DIRECTIONS: In the data below, find every line that has the string "大家都怎么过的丫", and copy it.

[START GIVEN INFORMATION]

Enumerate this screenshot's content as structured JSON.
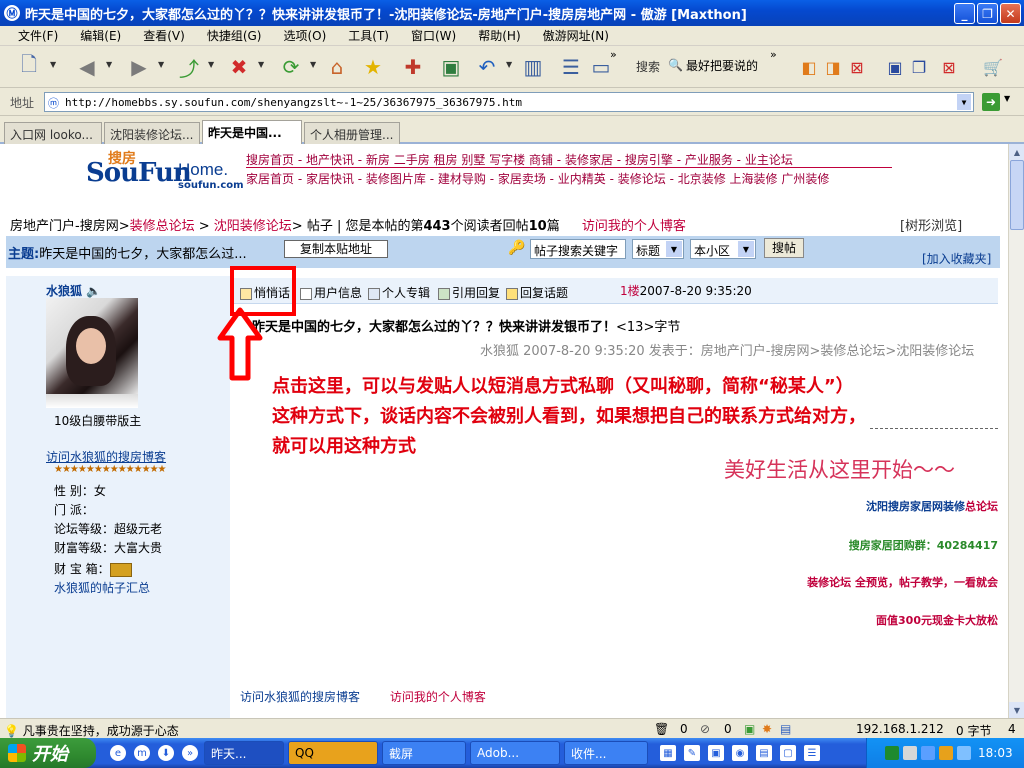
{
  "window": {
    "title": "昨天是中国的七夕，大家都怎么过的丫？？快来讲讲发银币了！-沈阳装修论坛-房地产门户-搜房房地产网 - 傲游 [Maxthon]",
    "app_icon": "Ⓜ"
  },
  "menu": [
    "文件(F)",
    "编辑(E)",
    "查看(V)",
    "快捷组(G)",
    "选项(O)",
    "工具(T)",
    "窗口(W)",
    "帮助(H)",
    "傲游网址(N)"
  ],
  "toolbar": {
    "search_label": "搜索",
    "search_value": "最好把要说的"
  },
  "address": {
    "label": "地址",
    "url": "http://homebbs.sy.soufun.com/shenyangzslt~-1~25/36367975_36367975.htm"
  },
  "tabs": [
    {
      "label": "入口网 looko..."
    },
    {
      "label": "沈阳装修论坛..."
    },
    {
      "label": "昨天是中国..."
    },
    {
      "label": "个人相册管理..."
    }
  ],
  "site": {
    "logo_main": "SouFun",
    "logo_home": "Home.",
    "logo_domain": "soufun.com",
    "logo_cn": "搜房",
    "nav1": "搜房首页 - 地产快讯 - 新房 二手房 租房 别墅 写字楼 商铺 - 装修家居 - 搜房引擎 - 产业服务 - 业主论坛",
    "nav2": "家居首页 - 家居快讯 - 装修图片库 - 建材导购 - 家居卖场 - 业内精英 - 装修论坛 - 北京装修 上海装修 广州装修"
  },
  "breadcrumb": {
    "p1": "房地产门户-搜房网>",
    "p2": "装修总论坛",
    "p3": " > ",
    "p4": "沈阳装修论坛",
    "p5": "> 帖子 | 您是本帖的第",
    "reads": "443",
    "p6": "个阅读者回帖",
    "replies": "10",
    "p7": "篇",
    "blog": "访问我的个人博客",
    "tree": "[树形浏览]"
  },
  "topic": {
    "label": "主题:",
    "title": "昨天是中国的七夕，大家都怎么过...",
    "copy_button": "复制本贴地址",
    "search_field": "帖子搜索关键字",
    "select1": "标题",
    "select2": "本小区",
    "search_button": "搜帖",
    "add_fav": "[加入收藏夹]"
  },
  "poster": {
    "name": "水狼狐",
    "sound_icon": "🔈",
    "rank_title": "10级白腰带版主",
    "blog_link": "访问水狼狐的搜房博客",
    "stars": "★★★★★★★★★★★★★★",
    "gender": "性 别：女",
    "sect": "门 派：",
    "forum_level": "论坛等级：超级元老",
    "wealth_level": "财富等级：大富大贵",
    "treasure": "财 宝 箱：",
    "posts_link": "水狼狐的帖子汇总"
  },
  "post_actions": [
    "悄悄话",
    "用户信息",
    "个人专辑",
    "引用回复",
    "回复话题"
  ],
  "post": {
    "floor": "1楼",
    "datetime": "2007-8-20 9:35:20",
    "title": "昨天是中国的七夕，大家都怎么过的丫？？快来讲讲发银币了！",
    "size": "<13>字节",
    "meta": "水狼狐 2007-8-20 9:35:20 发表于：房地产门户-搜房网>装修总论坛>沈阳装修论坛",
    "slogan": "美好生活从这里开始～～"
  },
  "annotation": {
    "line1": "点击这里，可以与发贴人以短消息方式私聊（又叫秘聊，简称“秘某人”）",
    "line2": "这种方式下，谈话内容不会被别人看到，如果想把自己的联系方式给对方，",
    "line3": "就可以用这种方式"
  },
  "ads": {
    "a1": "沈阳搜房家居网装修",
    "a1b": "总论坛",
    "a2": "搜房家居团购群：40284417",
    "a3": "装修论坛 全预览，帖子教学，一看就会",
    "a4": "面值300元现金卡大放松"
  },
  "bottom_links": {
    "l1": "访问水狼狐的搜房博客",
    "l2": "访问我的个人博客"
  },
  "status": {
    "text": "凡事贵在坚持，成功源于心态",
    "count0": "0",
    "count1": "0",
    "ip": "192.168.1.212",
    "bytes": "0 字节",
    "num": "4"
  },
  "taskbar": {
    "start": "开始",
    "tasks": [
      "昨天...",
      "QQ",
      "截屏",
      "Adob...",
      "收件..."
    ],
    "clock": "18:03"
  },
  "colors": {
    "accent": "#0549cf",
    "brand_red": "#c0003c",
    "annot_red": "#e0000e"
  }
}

[END GIVEN INFORMATION]
[START GIVEN INFORMATION]

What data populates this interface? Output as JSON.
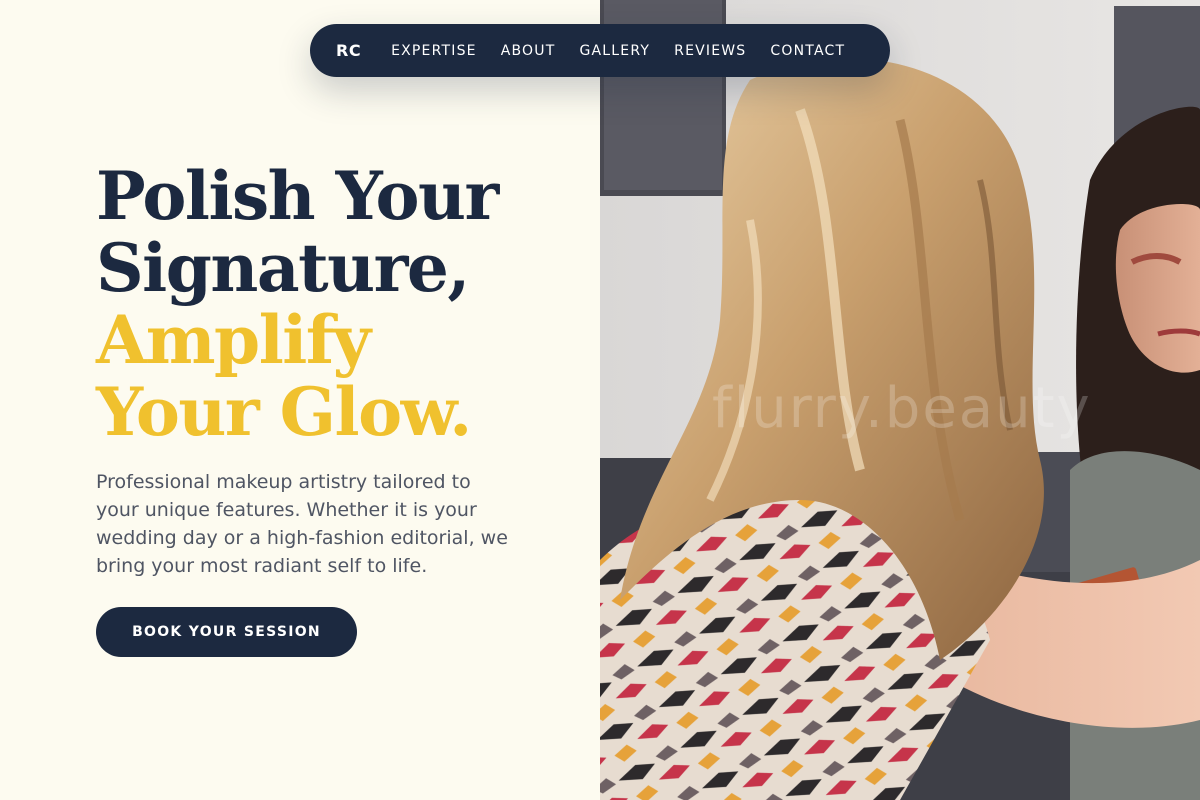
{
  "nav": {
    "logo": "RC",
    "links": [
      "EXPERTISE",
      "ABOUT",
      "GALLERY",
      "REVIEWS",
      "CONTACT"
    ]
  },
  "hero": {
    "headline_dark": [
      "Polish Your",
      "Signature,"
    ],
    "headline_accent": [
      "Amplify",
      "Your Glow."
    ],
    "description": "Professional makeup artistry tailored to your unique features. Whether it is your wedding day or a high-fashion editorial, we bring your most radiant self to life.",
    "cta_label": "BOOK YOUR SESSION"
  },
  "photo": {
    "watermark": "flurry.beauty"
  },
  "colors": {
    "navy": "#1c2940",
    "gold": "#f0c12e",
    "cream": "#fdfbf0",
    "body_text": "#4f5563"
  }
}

[END GIVEN INFORMATION]

REPLY TO THE EXERCISE:
    "title": "昨天是中国的七夕，大家都怎么过的丫？？快来讲讲发银币了！-沈阳装修论坛-房地产门户-搜房房地产网 - 傲游 [Maxthon]",
    "title": "昨天是中国的七夕，大家都怎么过的丫？？快来讲讲发银币了！",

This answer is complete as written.